▶ **Short exercise**: In the listing below, locate the lines that hold "adaptieve" and copy them.

▶ **Provided data**:

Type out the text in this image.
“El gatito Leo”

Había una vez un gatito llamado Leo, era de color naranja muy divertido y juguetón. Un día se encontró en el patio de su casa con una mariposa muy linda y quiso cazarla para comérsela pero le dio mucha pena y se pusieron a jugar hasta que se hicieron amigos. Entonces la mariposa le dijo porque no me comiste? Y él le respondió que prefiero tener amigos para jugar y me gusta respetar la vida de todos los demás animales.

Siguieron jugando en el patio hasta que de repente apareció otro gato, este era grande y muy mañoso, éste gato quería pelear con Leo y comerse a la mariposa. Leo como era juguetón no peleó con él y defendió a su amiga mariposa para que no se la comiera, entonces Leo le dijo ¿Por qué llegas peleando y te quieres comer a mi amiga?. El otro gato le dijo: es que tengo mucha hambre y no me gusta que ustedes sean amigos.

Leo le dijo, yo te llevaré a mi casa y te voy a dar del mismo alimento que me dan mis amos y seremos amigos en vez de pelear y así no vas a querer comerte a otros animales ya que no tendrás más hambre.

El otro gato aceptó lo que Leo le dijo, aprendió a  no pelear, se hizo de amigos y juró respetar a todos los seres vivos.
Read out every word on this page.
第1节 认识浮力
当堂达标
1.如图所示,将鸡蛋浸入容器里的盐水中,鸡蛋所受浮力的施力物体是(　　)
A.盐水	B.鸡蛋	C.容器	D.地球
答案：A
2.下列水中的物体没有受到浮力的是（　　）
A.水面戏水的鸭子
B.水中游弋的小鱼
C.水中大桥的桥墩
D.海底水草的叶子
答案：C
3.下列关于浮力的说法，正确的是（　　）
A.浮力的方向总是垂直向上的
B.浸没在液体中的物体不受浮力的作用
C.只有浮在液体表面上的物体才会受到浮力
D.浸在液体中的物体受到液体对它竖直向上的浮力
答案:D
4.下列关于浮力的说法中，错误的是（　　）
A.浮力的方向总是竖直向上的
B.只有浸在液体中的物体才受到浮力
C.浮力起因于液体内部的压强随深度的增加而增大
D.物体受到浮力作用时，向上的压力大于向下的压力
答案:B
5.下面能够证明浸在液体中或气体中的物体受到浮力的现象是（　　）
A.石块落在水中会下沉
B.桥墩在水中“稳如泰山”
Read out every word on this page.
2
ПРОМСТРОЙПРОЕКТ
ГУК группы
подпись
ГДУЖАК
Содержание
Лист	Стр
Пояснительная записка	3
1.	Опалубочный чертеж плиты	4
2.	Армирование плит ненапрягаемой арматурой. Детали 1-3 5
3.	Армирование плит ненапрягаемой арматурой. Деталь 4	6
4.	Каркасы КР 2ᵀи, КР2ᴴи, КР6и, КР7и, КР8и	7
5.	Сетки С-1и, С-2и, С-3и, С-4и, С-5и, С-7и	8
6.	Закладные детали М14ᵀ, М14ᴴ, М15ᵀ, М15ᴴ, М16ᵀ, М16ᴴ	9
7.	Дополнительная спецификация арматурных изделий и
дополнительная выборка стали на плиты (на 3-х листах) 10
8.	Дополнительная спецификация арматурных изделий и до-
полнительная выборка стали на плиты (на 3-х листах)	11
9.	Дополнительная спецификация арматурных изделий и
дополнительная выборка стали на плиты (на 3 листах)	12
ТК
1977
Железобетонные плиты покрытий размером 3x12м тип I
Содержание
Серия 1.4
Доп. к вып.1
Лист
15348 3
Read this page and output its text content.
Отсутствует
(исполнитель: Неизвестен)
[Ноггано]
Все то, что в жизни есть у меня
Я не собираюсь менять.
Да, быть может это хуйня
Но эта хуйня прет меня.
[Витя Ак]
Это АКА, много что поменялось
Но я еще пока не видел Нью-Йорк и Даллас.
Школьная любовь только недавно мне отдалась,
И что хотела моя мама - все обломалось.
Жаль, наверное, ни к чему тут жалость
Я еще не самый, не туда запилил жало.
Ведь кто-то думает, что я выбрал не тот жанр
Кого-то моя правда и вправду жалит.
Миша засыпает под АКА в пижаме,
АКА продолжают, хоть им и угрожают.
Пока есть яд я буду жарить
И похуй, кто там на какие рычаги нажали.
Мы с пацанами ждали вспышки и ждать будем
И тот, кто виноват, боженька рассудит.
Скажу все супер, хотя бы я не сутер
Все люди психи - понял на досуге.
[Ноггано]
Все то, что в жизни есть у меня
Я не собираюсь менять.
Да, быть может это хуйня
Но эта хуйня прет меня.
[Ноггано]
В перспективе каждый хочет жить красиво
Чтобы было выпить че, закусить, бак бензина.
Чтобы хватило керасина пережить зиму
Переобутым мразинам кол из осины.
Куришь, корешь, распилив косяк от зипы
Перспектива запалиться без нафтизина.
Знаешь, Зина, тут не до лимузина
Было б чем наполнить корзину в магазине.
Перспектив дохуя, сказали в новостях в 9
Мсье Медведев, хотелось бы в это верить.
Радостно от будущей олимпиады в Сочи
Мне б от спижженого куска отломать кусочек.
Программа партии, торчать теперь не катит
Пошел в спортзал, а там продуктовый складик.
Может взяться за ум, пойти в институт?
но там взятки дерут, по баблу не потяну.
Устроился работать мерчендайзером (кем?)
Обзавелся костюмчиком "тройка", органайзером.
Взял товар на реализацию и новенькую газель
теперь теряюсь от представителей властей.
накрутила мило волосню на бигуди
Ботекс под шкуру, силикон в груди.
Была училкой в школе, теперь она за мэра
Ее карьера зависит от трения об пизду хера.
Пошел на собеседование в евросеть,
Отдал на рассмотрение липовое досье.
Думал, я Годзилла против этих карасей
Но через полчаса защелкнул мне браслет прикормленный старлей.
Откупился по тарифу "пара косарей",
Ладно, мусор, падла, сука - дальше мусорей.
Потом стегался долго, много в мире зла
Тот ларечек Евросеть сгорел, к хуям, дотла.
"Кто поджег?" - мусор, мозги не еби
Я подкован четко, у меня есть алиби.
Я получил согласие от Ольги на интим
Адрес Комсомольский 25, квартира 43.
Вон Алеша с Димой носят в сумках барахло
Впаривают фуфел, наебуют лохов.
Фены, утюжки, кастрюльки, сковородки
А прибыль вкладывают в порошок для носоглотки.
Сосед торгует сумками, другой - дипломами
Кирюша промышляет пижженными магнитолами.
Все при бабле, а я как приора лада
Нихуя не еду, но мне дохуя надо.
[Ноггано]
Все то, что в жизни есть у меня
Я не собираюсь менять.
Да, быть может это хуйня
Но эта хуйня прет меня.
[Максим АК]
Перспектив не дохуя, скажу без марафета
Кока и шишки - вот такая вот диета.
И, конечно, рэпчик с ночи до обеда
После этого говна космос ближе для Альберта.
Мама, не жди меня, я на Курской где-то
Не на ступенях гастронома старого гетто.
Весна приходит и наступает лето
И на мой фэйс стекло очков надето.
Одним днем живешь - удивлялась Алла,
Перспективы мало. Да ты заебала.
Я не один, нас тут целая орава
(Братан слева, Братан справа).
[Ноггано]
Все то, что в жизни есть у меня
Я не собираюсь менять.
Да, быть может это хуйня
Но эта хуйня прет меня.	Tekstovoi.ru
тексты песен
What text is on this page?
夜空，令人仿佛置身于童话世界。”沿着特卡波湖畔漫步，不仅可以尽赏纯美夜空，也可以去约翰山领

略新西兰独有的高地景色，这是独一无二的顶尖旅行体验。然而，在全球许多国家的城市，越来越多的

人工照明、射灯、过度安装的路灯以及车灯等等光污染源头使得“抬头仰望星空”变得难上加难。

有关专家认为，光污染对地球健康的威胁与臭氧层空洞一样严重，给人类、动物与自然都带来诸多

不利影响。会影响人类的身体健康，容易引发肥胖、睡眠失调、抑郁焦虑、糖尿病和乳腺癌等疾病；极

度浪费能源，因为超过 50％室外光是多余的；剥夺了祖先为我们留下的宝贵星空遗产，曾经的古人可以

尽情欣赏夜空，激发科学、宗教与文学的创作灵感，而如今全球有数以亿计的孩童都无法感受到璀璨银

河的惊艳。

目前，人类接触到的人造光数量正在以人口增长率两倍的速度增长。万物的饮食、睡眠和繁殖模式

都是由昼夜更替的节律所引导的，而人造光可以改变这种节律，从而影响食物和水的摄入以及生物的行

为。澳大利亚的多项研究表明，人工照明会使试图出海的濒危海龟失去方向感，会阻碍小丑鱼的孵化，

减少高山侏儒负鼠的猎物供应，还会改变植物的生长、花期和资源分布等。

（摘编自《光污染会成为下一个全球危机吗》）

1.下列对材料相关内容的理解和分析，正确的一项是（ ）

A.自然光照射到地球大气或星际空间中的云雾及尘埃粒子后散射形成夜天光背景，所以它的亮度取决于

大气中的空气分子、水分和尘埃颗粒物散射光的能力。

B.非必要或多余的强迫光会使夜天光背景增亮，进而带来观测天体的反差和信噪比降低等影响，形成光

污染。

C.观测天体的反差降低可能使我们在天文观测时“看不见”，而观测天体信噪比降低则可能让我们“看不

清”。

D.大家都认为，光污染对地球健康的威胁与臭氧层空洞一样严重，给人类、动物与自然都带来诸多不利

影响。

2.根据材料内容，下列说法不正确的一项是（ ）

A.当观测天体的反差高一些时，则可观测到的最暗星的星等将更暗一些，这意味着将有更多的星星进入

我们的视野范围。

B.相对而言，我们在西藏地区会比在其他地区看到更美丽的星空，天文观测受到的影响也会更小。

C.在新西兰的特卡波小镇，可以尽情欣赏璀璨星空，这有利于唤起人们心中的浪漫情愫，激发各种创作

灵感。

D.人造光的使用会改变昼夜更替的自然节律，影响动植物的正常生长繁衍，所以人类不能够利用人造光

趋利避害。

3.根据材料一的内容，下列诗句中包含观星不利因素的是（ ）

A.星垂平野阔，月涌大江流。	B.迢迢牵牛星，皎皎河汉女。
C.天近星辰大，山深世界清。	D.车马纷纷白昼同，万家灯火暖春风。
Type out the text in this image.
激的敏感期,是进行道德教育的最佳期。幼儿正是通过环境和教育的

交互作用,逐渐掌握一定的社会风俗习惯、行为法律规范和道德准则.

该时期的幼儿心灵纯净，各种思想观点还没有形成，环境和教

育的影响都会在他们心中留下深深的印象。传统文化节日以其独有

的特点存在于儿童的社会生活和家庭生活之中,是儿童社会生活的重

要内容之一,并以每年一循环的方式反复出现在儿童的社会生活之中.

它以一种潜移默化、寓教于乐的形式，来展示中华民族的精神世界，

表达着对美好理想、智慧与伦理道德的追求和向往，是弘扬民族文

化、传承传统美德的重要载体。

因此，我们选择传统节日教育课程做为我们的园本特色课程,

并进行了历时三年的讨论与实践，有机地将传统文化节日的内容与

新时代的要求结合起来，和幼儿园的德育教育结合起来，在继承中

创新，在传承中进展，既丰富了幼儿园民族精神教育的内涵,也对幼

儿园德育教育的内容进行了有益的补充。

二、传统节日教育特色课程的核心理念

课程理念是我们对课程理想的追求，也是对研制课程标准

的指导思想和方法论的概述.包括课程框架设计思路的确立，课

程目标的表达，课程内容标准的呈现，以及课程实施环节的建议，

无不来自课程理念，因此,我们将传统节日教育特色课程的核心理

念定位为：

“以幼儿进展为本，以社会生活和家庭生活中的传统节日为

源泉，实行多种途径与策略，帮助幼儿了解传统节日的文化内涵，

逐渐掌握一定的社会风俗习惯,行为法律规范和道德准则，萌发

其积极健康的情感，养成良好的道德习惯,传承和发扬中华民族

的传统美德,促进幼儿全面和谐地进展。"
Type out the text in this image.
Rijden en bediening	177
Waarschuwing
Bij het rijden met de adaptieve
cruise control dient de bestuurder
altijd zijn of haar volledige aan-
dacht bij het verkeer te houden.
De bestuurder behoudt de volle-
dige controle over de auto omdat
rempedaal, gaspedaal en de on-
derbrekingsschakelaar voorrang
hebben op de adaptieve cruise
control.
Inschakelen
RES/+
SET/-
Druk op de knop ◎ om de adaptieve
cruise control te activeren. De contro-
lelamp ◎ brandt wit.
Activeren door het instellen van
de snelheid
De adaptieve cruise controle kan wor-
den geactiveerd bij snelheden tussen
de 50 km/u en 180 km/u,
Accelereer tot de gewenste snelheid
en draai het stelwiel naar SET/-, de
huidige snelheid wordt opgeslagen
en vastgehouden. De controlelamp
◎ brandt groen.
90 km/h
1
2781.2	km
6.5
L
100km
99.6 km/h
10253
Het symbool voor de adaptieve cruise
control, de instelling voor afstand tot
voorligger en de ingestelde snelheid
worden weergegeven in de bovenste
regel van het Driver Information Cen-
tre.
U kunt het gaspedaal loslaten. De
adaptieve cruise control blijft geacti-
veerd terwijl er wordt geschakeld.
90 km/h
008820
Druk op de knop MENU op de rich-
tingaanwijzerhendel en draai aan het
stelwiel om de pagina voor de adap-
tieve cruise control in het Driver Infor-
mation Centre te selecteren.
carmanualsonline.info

▶ **Answer to the exercise**:
Bij het rijden met de adaptieve
hebben op de adaptieve cruise
Druk op de knop ◎ om de adaptieve
De adaptieve cruise controle kan wor-
Het symbool voor de adaptieve cruise
adaptieve cruise control blijft geacti-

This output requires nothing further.